= Records for the task =
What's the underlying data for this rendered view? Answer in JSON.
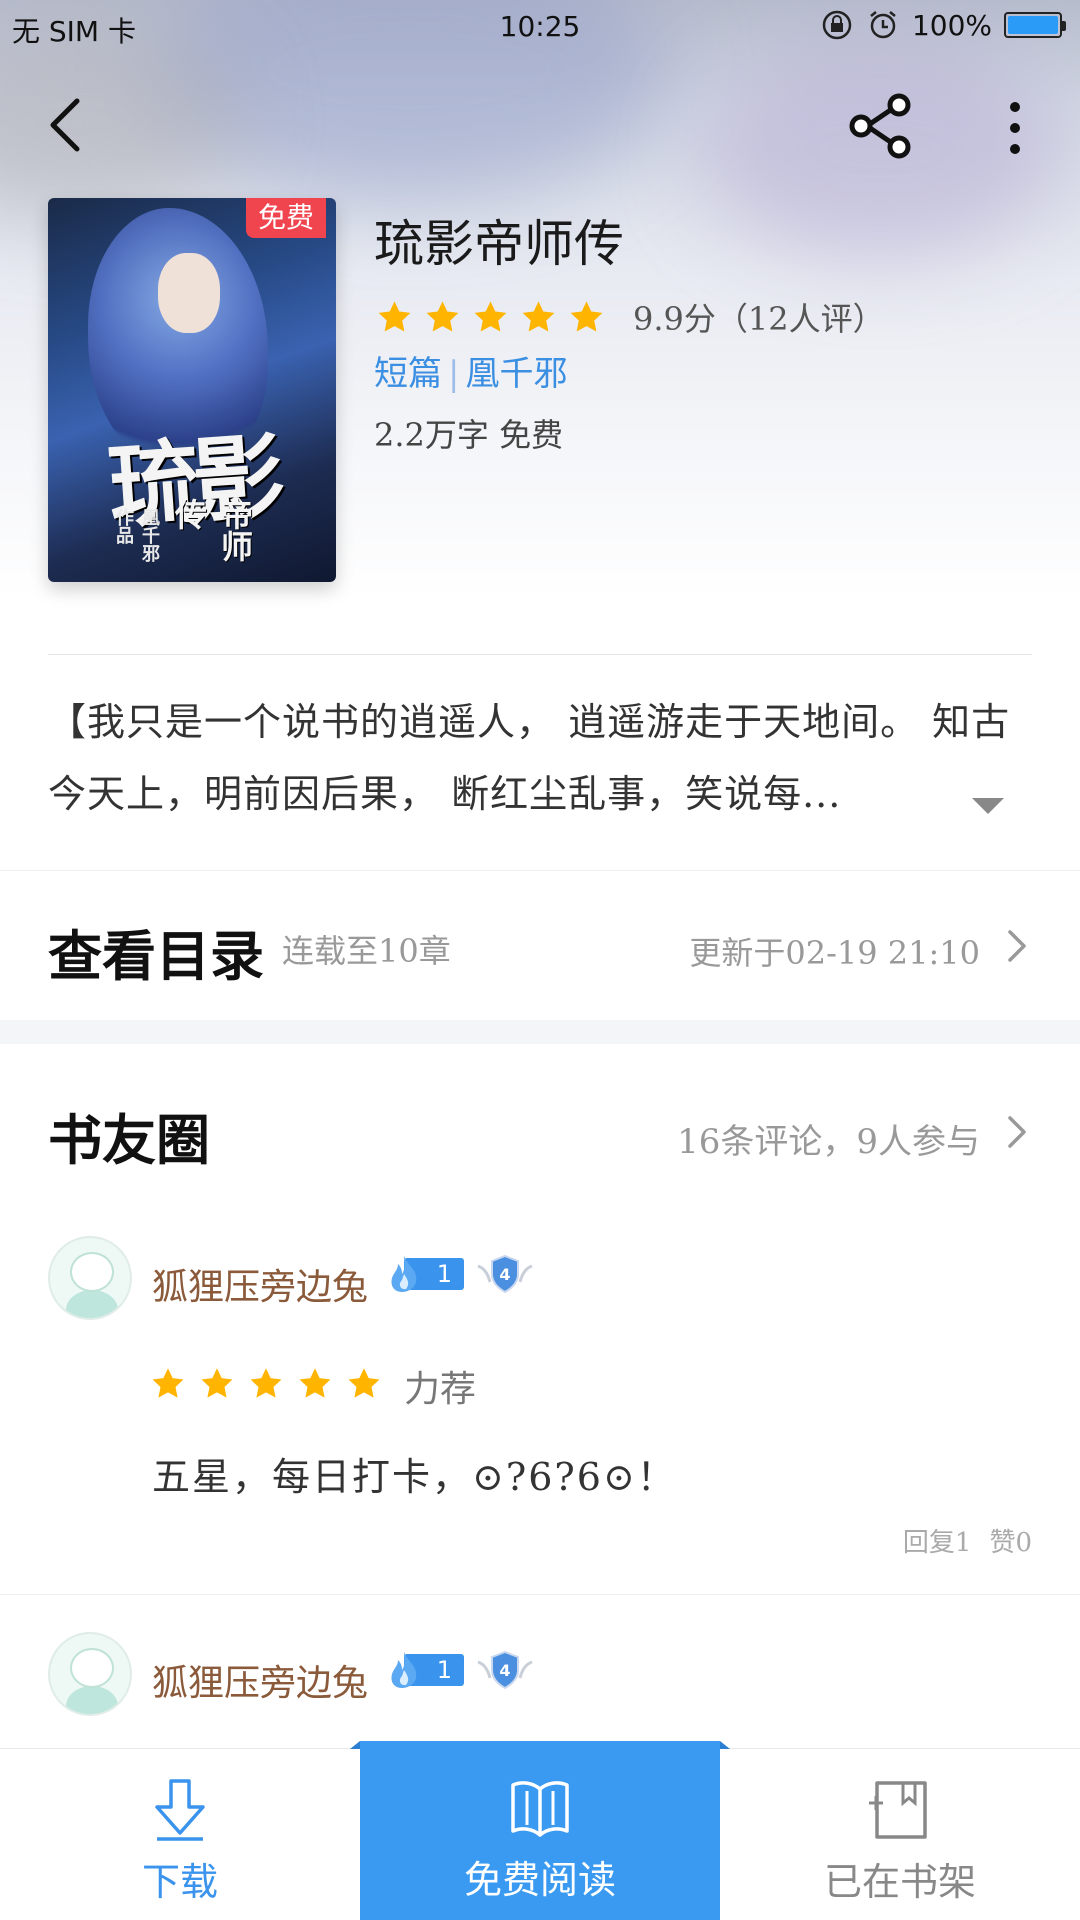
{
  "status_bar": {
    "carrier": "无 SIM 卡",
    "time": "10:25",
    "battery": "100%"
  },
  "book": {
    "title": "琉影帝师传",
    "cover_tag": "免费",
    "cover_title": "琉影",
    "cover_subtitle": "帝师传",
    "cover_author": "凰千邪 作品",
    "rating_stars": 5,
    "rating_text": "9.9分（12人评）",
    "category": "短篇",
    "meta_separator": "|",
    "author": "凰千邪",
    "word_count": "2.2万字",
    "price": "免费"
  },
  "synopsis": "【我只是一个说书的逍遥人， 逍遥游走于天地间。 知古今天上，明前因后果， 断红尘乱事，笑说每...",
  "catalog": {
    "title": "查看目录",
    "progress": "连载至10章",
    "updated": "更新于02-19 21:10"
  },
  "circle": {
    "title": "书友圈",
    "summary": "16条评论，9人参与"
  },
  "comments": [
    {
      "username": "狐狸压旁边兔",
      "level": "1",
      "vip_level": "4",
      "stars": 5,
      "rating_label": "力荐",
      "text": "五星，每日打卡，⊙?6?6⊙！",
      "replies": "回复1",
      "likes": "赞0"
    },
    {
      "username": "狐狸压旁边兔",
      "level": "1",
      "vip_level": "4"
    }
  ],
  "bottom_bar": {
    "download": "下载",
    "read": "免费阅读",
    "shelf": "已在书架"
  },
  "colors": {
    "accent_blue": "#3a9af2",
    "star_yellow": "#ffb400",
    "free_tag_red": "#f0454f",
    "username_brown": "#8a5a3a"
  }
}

= Problem details =
Without the pictures, extract every entry verbatim.

= Result of the task =
What's the underlying data for this rendered view? Answer in JSON.
{
  "status_bar": {
    "carrier": "无 SIM 卡",
    "time": "10:25",
    "battery": "100%"
  },
  "book": {
    "title": "琉影帝师传",
    "cover_tag": "免费",
    "cover_title": "琉影",
    "cover_subtitle": "帝师传",
    "cover_author": "凰千邪 作品",
    "rating_stars": 5,
    "rating_text": "9.9分（12人评）",
    "category": "短篇",
    "meta_separator": "|",
    "author": "凰千邪",
    "word_count": "2.2万字",
    "price": "免费"
  },
  "synopsis": "【我只是一个说书的逍遥人， 逍遥游走于天地间。 知古今天上，明前因后果， 断红尘乱事，笑说每...",
  "catalog": {
    "title": "查看目录",
    "progress": "连载至10章",
    "updated": "更新于02-19 21:10"
  },
  "circle": {
    "title": "书友圈",
    "summary": "16条评论，9人参与"
  },
  "comments": [
    {
      "username": "狐狸压旁边兔",
      "level": "1",
      "vip_level": "4",
      "stars": 5,
      "rating_label": "力荐",
      "text": "五星，每日打卡，⊙?6?6⊙！",
      "replies": "回复1",
      "likes": "赞0"
    },
    {
      "username": "狐狸压旁边兔",
      "level": "1",
      "vip_level": "4"
    }
  ],
  "bottom_bar": {
    "download": "下载",
    "read": "免费阅读",
    "shelf": "已在书架"
  },
  "colors": {
    "accent_blue": "#3a9af2",
    "star_yellow": "#ffb400",
    "free_tag_red": "#f0454f",
    "username_brown": "#8a5a3a"
  }
}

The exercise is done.